> **What you have to do**
Scan the records and identify every line in which the string "Metals" occurs, then return those lines.

(Structured figure records)
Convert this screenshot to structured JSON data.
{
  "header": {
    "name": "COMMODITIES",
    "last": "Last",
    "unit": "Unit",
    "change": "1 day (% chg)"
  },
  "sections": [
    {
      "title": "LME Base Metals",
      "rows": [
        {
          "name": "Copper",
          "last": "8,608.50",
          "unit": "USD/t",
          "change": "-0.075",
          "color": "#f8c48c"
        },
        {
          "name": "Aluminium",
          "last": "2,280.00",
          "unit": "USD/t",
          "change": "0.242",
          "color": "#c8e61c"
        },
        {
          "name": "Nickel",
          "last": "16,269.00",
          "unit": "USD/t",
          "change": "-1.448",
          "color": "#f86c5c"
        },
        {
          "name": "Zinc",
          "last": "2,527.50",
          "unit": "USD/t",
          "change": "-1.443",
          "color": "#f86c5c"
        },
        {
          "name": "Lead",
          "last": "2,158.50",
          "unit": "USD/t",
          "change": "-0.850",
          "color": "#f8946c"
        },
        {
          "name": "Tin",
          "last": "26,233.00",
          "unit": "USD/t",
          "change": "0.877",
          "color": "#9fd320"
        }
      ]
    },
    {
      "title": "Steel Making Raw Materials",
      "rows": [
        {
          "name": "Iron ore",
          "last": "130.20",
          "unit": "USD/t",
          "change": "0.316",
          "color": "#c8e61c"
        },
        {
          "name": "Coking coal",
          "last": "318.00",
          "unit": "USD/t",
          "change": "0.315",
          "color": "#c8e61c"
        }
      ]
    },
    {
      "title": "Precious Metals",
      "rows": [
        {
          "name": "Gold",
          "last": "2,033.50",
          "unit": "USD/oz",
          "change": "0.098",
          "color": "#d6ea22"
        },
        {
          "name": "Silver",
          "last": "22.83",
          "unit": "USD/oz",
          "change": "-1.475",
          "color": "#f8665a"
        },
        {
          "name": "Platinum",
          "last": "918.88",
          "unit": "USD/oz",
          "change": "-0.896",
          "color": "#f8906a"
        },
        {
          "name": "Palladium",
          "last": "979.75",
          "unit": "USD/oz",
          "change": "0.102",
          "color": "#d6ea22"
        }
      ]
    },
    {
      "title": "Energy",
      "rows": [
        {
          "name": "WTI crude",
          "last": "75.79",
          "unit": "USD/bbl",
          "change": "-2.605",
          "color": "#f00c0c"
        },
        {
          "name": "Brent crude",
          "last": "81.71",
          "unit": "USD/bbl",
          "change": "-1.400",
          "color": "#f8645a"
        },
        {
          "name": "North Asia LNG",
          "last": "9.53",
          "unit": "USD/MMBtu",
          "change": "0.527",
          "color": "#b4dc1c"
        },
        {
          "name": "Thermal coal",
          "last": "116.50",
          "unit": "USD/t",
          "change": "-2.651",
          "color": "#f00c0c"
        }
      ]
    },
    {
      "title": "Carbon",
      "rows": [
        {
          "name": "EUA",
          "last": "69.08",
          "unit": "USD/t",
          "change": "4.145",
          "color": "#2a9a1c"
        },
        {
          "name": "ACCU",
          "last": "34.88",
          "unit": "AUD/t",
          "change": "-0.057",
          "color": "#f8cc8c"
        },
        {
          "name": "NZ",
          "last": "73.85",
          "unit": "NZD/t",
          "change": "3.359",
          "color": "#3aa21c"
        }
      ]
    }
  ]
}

> **Result below**
      "title": "LME Base Metals",
      "title": "Precious Metals",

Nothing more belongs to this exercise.